- **Stated problem**:
Wherever the string "error" appears, copy the whole line.

- **Excerpted data**:
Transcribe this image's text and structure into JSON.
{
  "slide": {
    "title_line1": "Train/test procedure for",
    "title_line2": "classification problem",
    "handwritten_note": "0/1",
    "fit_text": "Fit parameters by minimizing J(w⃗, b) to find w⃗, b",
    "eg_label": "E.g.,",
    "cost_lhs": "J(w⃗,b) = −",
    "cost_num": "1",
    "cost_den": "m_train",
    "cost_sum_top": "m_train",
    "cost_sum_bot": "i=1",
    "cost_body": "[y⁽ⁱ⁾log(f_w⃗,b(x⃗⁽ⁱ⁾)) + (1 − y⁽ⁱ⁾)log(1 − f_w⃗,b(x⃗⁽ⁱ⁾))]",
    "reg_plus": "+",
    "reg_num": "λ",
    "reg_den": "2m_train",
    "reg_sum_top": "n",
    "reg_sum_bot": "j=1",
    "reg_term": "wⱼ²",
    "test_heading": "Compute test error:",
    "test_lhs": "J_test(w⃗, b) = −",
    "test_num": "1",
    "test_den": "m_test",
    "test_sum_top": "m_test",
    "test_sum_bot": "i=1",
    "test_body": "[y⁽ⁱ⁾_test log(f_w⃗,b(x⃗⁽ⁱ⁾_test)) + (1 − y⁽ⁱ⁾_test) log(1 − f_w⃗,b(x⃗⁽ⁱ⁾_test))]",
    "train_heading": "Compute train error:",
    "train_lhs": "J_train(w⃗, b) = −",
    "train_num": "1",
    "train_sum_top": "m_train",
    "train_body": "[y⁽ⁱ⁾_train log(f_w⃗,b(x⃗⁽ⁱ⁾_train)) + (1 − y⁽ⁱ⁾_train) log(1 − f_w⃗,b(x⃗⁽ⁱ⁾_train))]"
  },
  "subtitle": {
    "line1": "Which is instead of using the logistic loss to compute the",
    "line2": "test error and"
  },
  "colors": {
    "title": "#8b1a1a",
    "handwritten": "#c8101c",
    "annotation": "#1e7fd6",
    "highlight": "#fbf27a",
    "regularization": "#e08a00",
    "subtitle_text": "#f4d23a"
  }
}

- **Correct result**:
    "test_heading": "Compute test error:",
    "train_heading": "Compute train error:",
    "line2": "test error and"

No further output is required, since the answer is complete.